──────── Extracted records

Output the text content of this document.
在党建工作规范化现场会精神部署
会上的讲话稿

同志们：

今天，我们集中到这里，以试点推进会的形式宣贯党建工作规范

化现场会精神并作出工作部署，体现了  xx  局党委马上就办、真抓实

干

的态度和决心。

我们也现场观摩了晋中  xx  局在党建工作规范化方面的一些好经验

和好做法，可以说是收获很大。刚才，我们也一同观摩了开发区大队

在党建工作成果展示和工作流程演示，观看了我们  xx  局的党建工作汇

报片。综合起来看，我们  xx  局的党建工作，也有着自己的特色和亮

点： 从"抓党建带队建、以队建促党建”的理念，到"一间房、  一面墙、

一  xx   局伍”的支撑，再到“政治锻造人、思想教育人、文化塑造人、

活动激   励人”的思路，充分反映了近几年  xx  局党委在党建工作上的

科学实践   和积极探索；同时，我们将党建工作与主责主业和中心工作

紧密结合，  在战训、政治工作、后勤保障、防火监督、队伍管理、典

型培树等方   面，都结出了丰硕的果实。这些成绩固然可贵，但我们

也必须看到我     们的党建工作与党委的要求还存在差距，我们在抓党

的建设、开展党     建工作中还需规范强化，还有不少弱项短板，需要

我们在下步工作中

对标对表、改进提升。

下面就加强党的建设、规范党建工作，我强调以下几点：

────────────────

What you need to do: Set down each entry again, unchanged.

Exercise result:
Output the text content of this document.
在党建工作规范化现场会精神部署
会上的讲话稿

同志们：

今天，我们集中到这里，以试点推进会的形式宣贯党建工作规范

化现场会精神并作出工作部署，体现了  xx  局党委马上就办、真抓实

干

的态度和决心。

我们也现场观摩了晋中  xx  局在党建工作规范化方面的一些好经验

和好做法，可以说是收获很大。刚才，我们也一同观摩了开发区大队

在党建工作成果展示和工作流程演示，观看了我们  xx  局的党建工作汇

报片。综合起来看，我们  xx  局的党建工作，也有着自己的特色和亮

点： 从"抓党建带队建、以队建促党建”的理念，到"一间房、  一面墙、

一  xx   局伍”的支撑，再到“政治锻造人、思想教育人、文化塑造人、

活动激   励人”的思路，充分反映了近几年  xx  局党委在党建工作上的

科学实践   和积极探索；同时，我们将党建工作与主责主业和中心工作

紧密结合，  在战训、政治工作、后勤保障、防火监督、队伍管理、典

型培树等方   面，都结出了丰硕的果实。这些成绩固然可贵，但我们

也必须看到我     们的党建工作与党委的要求还存在差距，我们在抓党

的建设、开展党     建工作中还需规范强化，还有不少弱项短板，需要

我们在下步工作中

对标对表、改进提升。

下面就加强党的建设、规范党建工作，我强调以下几点：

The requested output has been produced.